RECORDS
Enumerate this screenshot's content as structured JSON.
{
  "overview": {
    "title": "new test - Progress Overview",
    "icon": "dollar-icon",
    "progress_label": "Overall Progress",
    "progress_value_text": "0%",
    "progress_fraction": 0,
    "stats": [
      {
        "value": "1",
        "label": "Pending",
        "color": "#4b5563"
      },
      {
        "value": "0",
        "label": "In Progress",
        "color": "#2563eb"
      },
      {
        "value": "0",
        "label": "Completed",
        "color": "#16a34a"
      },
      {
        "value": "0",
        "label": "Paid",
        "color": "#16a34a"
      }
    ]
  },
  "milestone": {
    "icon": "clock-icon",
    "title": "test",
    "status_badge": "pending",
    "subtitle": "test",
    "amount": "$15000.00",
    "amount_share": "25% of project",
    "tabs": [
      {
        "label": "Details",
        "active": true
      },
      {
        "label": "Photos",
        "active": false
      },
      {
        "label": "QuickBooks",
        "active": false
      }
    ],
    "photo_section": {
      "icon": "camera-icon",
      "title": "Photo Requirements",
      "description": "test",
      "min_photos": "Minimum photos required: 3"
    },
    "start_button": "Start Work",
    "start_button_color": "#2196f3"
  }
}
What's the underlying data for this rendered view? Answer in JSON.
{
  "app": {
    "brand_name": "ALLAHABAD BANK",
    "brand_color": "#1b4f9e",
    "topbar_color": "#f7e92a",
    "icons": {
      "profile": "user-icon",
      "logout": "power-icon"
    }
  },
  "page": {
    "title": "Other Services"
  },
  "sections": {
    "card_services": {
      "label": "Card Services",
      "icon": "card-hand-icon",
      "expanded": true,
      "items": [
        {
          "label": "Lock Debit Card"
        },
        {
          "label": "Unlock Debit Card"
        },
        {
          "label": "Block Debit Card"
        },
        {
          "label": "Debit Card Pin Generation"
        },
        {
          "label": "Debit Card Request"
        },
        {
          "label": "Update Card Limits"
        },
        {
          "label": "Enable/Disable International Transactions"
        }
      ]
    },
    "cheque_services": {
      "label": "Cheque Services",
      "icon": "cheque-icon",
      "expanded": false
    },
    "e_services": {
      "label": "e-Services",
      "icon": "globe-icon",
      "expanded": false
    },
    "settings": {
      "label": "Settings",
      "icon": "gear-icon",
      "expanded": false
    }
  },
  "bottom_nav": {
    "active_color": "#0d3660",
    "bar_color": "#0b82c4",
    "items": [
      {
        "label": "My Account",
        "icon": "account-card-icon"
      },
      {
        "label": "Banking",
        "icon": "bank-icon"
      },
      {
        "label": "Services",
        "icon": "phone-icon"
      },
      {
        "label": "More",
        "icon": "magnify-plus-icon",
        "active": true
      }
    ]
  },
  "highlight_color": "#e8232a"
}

SHORT PROBLEM
Count all lines of the data that include "test". The answer is the number alone.

RESULT OF THIS EXERCISE
4